Layout region records
=-=-=

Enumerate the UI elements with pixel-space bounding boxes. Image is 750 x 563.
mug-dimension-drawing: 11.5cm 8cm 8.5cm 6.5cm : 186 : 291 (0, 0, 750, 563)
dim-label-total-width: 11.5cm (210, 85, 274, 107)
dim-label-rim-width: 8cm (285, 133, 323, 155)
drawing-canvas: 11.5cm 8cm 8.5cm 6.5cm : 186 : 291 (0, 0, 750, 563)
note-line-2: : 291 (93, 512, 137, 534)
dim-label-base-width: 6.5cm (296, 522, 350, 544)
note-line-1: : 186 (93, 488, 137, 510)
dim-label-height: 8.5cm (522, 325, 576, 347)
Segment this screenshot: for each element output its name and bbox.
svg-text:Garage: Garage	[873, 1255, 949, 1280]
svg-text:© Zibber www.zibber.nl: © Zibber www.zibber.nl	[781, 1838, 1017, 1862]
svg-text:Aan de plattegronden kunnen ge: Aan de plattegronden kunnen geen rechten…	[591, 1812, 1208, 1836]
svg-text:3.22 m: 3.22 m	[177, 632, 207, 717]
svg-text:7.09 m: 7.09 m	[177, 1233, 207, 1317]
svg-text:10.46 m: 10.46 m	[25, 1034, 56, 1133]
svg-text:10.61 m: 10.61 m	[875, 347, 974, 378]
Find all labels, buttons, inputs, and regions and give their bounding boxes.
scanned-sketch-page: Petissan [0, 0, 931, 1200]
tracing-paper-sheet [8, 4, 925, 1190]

=-=-=

> **Problem to solve**: Please copy every line of the records above, word for word and without any changes.

> **Task answer**:
Enumerate the UI elements with pixel-space bounding boxes. Image is 750 x 563.
mug-dimension-drawing: 11.5cm 8cm 8.5cm 6.5cm : 186 : 291 (0, 0, 750, 563)
dim-label-total-width: 11.5cm (210, 85, 274, 107)
dim-label-rim-width: 8cm (285, 133, 323, 155)
drawing-canvas: 11.5cm 8cm 8.5cm 6.5cm : 186 : 291 (0, 0, 750, 563)
note-line-2: : 291 (93, 512, 137, 534)
dim-label-base-width: 6.5cm (296, 522, 350, 544)
note-line-1: : 186 (93, 488, 137, 510)
dim-label-height: 8.5cm (522, 325, 576, 347)
Segment this screenshot: for each element output its name and bbox.
svg-text:Garage: Garage	[873, 1255, 949, 1280]
svg-text:© Zibber www.zibber.nl: © Zibber www.zibber.nl	[781, 1838, 1017, 1862]
svg-text:Aan de plattegronden kunnen ge: Aan de plattegronden kunnen geen rechten…	[591, 1812, 1208, 1836]
svg-text:3.22 m: 3.22 m	[177, 632, 207, 717]
svg-text:7.09 m: 7.09 m	[177, 1233, 207, 1317]
svg-text:10.46 m: 10.46 m	[25, 1034, 56, 1133]
svg-text:10.61 m: 10.61 m	[875, 347, 974, 378]
Find all labels, buttons, inputs, and regions and give their bounding boxes.
scanned-sketch-page: Petissan [0, 0, 931, 1200]
tracing-paper-sheet [8, 4, 925, 1190]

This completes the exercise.